> Your goal:
Which lines below hold the word "如果议会通过了对政府的不信任案"? Report each one.
** START OF Supplied records **
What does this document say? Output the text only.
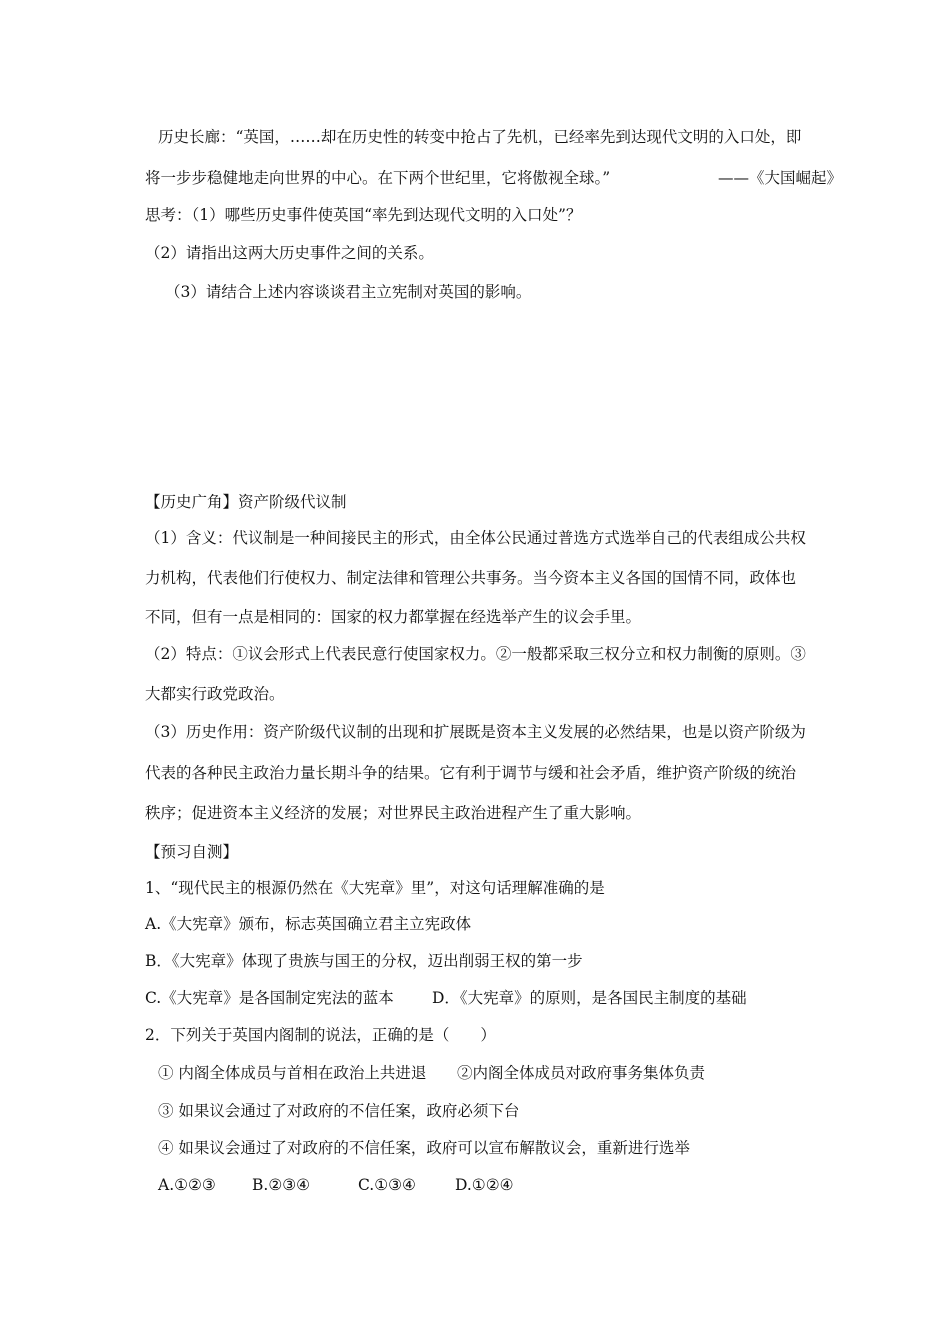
历史长廊：“英国，……却在历史性的转变中抢占了先机，已经率先到达现代文明的入口处，即
将一步步稳健地走向世界的中心。在下两个世纪里，它将傲视全球。”	——《大国崛起》
思考：（1）哪些历史事件使英国“率先到达现代文明的入口处”？
（2）请指出这两大历史事件之间的关系。
（3）请结合上述内容谈谈君主立宪制对英国的影响。
【历史广角】资产阶级代议制
（1）含义：代议制是一种间接民主的形式，由全体公民通过普选方式选举自己的代表组成公共权
力机构，代表他们行使权力、制定法律和管理公共事务。当今资本主义各国的国情不同，政体也
不同，但有一点是相同的：国家的权力都掌握在经选举产生的议会手里。
（2）特点：①议会形式上代表民意行使国家权力。②一般都采取三权分立和权力制衡的原则。③
大都实行政党政治。
（3）历史作用：资产阶级代议制的出现和扩展既是资本主义发展的必然结果，也是以资产阶级为
代表的各种民主政治力量长期斗争的结果。它有利于调节与缓和社会矛盾，维护资产阶级的统治
秩序；促进资本主义经济的发展；对世界民主政治进程产生了重大影响。
【预习自测】
1、“现代民主的根源仍然在《大宪章》里”，对这句话理解准确的是
A.《大宪章》颁布，标志英国确立君主立宪政体
B．《大宪章》体现了贵族与国王的分权，迈出削弱王权的第一步
C.《大宪章》是各国制定宪法的蓝本 D．《大宪章》的原则，是各国民主制度的基础
2．下列关于英国内阁制的说法，正确的是（　　）
① 内阁全体成员与首相在政治上共进退 ②内阁全体成员对政府事务集体负责
③ 如果议会通过了对政府的不信任案，政府必须下台
④ 如果议会通过了对政府的不信任案，政府可以宣布解散议会，重新进行选举
A.①②③ B.②③④	C.①③④	D.①②④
** END OF Supplied records **
> Finished task:
③ 如果议会通过了对政府的不信任案，政府必须下台
④ 如果议会通过了对政府的不信任案，政府可以宣布解散议会，重新进行选举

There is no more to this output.